▸ What is required:
Copy, from the entries below, each line where the word "TradingView" can be found.

Entries taken from a collection
- - -
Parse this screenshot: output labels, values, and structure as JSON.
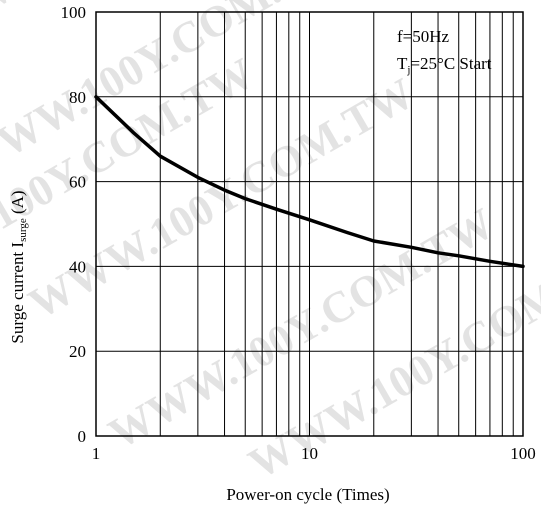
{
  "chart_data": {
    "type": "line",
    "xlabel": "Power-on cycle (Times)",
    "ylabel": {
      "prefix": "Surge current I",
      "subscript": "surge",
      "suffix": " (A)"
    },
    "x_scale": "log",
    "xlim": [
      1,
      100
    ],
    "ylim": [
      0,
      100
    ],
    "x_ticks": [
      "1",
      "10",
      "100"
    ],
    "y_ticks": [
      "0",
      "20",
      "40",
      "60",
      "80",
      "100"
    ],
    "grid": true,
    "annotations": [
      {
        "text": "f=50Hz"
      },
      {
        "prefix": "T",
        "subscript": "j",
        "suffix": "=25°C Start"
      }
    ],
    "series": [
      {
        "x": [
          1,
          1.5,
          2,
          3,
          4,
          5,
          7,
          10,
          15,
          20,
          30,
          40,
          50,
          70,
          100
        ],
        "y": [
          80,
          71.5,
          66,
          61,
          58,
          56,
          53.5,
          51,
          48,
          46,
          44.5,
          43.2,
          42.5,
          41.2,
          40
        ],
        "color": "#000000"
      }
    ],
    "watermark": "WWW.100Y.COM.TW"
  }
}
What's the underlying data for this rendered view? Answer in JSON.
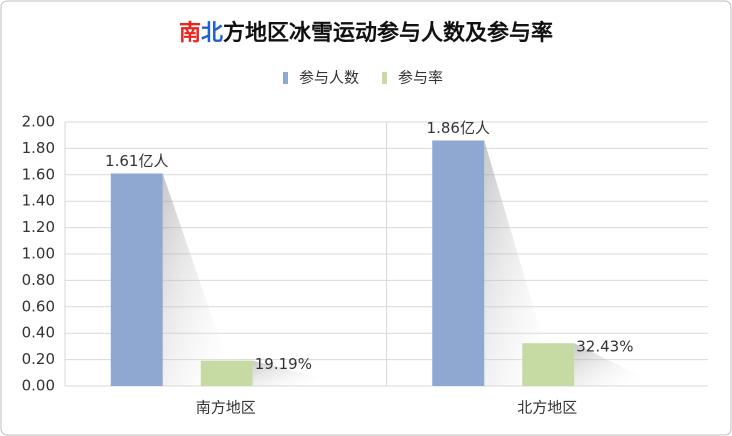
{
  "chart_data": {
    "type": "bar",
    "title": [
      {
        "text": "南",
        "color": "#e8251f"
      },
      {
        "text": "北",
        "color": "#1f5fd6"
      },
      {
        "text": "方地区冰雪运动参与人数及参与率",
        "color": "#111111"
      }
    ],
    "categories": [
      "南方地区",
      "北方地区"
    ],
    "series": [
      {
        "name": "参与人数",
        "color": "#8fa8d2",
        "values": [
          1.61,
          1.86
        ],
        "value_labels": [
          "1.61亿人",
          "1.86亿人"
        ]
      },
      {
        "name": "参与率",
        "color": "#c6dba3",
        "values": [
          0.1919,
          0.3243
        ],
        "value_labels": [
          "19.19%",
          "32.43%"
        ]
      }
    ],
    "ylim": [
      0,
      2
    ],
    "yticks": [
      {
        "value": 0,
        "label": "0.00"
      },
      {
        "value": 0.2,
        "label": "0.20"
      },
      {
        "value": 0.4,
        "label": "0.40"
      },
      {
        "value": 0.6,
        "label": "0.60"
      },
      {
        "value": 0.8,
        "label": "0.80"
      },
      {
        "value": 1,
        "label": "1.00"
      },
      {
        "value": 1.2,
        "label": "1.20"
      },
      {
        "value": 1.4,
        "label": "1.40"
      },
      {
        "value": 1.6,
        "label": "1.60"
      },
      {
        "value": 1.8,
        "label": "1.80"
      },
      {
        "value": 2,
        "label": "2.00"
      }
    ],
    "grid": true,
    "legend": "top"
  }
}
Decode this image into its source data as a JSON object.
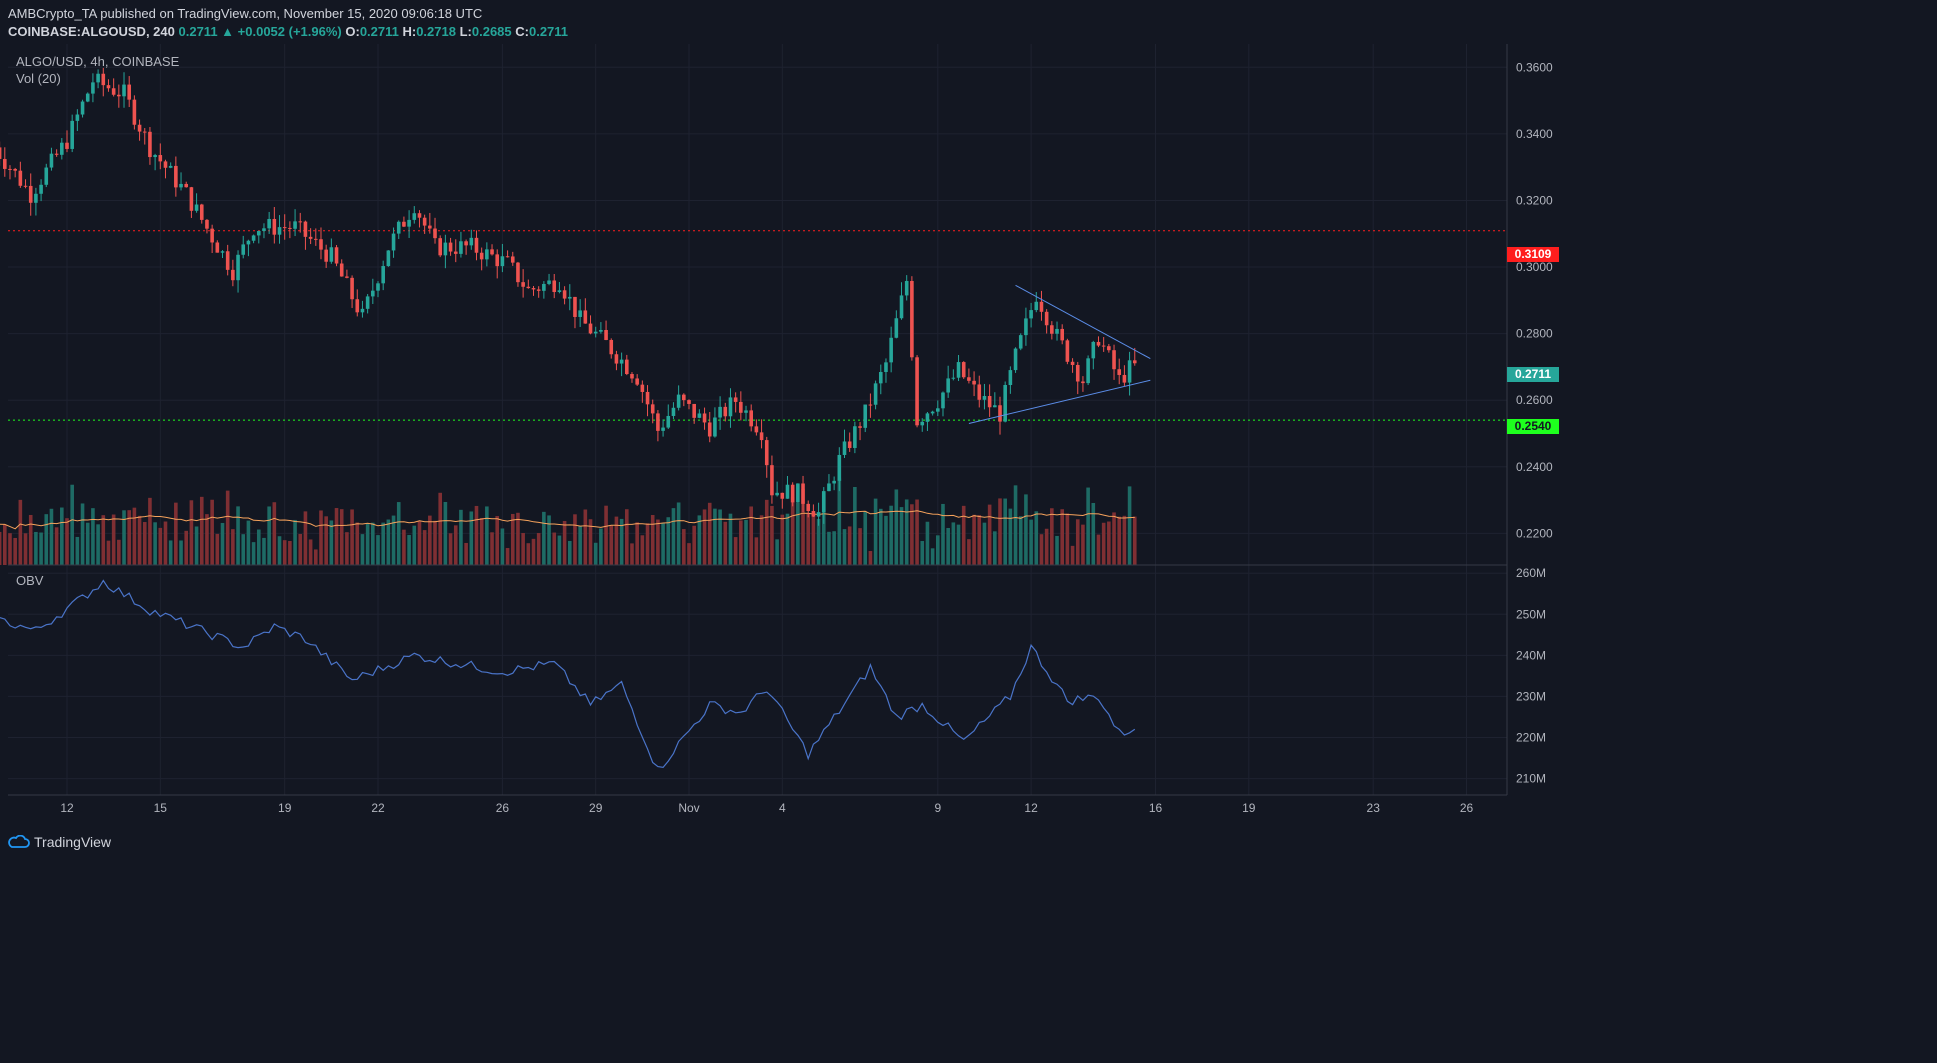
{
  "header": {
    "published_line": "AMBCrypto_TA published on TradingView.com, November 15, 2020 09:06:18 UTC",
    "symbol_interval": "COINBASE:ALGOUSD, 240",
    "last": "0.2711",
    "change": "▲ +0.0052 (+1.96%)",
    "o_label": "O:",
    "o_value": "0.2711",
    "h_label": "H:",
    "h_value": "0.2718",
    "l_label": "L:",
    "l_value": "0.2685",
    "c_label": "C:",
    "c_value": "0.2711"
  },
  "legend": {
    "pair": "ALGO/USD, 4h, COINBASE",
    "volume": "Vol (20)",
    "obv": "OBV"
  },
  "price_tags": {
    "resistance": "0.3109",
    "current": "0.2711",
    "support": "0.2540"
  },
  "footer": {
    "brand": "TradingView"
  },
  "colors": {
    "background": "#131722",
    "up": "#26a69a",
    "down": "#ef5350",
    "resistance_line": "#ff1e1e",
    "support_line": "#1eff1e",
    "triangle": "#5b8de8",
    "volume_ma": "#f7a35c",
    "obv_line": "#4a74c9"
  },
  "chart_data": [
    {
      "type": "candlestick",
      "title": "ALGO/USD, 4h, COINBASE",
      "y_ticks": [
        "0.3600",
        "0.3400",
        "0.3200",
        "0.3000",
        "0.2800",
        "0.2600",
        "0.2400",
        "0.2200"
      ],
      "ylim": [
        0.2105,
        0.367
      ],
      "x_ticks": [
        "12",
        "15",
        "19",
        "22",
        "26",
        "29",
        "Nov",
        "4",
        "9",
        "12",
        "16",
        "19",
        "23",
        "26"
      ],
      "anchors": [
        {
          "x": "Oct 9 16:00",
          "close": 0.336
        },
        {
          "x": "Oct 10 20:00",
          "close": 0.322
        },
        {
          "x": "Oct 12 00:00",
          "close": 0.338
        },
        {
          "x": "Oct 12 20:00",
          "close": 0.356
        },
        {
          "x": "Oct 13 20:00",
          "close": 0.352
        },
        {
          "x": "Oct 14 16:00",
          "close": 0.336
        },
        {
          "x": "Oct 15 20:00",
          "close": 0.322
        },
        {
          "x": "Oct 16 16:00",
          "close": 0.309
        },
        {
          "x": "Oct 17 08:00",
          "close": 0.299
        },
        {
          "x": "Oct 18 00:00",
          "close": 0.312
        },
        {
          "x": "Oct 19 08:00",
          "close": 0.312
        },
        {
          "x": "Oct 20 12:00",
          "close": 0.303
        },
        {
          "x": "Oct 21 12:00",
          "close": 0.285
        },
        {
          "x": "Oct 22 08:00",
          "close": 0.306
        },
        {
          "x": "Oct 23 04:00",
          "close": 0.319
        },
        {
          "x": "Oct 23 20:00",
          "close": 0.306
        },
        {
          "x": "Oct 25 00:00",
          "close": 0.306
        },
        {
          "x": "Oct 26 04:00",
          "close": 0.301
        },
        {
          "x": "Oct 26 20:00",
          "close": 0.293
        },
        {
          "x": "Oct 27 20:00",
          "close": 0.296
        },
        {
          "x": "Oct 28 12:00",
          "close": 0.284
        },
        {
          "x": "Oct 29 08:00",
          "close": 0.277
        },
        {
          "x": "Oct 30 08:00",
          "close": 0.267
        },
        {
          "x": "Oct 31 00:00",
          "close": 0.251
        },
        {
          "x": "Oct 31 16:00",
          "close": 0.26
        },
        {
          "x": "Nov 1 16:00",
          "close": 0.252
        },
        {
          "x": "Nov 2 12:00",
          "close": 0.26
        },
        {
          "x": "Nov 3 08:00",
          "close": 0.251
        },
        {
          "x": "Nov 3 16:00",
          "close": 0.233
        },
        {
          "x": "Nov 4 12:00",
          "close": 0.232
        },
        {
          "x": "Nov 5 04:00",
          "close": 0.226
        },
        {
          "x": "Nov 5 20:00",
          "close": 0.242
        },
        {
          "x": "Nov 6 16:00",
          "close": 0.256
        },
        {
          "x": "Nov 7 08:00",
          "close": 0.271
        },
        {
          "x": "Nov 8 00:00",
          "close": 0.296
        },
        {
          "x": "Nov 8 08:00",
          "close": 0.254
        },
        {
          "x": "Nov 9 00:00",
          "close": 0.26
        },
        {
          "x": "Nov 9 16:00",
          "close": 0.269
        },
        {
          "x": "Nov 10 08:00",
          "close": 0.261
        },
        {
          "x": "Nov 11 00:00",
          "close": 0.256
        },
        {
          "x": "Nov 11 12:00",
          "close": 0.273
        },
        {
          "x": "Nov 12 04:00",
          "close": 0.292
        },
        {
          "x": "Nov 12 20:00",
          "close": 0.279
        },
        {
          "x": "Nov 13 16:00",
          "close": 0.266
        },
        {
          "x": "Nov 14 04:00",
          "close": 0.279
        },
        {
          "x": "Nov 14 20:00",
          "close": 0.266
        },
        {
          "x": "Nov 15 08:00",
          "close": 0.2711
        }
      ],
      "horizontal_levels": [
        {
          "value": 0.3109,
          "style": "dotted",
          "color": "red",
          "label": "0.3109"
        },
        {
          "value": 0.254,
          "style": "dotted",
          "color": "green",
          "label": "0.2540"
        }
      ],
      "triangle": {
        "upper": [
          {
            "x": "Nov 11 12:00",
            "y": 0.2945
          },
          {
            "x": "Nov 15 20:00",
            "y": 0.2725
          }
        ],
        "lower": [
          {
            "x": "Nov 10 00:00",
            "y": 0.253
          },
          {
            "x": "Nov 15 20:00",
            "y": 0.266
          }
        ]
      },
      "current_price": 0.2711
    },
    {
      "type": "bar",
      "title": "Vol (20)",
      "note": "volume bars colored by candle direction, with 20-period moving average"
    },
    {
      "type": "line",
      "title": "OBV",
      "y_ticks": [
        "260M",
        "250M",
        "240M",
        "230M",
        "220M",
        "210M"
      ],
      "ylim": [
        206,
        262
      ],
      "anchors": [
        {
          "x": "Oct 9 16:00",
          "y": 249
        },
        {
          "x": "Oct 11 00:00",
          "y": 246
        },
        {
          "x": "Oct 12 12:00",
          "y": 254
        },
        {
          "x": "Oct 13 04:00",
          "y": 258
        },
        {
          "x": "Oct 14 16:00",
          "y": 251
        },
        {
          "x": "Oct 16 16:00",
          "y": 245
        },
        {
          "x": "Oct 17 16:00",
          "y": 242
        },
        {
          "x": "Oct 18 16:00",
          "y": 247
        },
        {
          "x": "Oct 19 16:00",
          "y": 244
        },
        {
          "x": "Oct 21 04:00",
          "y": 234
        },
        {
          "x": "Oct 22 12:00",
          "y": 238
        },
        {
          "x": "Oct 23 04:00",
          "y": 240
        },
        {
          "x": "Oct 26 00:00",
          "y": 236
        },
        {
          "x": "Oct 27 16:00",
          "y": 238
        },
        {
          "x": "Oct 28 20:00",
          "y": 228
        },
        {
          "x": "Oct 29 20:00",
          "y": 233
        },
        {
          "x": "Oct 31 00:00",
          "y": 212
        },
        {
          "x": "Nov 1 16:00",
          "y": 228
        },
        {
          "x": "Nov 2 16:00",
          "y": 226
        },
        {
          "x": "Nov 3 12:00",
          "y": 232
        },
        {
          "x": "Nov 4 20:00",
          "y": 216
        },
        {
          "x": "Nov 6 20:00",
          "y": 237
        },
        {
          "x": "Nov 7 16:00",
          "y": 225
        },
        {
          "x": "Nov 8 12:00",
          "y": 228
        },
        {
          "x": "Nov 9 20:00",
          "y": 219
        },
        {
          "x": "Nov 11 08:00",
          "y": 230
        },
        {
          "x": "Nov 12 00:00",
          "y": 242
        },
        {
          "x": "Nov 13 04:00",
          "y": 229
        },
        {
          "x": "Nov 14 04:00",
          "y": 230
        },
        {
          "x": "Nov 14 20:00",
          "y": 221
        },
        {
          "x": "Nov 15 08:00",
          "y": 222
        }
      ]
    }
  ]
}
- - -
▸ Complete output:
    "published_line": "AMBCrypto_TA published on TradingView.com, November 15, 2020 09:06:18 UTC",
    "brand": "TradingView"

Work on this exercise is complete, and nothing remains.